> What you need to do
Go through the entries below, tally each line with the string "altura", and give the final number by itself.
──────────
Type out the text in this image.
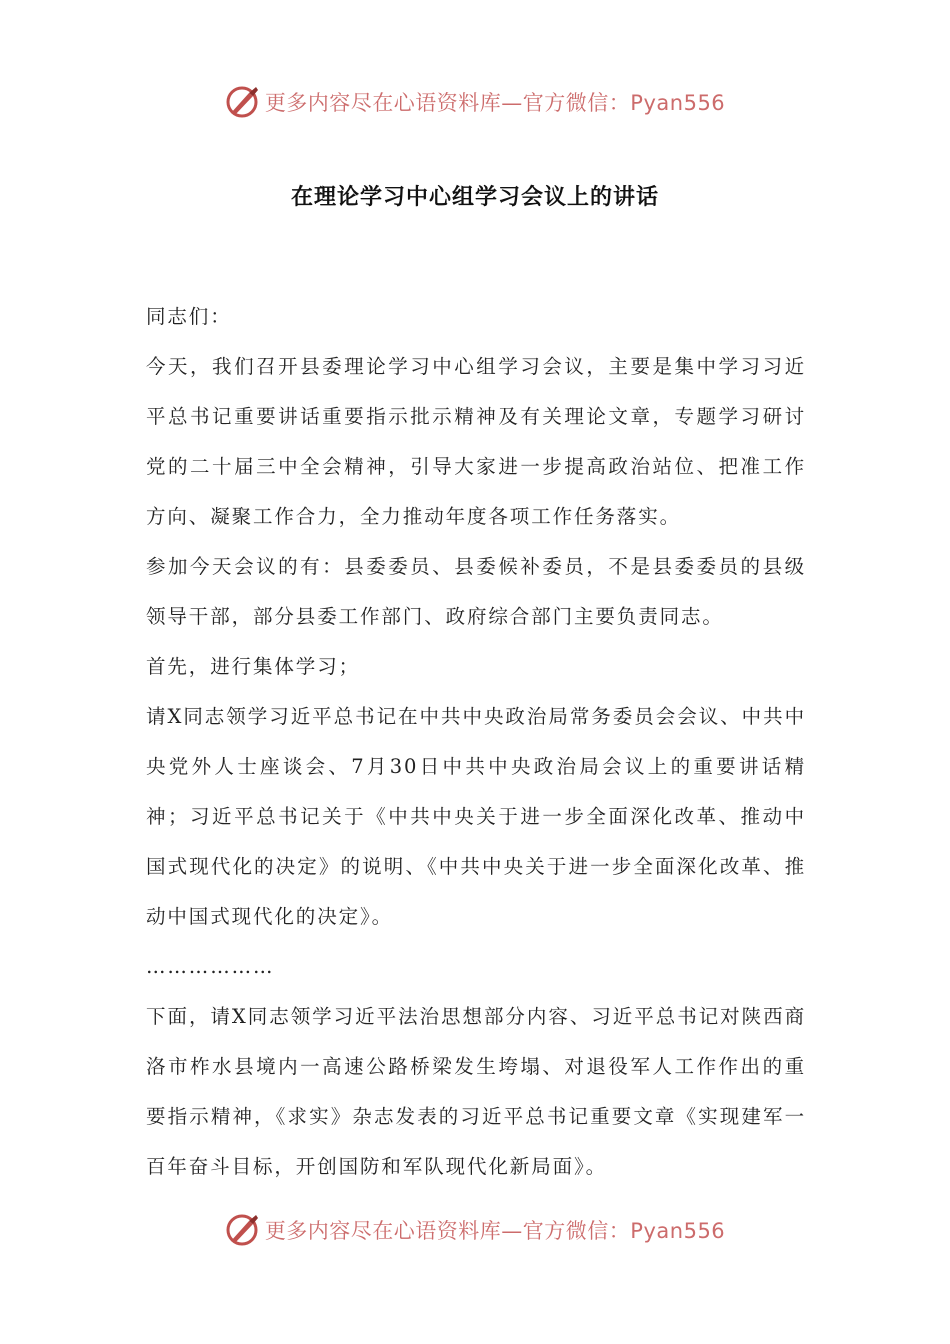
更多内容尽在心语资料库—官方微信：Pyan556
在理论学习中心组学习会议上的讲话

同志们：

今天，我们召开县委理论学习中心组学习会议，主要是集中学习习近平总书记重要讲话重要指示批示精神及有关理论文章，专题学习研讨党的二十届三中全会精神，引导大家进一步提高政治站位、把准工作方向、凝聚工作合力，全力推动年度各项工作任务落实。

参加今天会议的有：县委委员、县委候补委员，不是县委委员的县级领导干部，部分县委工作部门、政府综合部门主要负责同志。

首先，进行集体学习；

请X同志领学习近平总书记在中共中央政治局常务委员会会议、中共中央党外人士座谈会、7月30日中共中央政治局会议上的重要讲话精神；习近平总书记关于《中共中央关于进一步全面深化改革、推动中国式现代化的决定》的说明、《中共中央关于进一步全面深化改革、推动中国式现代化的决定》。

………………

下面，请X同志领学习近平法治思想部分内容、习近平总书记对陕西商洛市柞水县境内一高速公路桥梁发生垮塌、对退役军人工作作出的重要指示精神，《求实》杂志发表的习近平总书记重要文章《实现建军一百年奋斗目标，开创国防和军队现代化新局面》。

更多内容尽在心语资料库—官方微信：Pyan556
──────────
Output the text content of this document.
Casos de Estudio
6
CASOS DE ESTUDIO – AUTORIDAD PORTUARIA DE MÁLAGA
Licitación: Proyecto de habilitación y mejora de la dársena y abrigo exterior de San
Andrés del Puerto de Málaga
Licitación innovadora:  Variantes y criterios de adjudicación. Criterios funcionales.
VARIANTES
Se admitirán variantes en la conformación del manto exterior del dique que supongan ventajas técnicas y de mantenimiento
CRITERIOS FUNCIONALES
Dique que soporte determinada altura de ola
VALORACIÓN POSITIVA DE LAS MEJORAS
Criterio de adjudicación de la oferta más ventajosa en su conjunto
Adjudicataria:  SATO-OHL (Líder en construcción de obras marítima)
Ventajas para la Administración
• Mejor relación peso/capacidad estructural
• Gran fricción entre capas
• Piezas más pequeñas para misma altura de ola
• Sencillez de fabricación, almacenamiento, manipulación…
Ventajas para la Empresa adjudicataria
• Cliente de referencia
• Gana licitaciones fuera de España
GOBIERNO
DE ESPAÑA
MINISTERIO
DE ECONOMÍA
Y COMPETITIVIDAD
──────────
> Answer below
2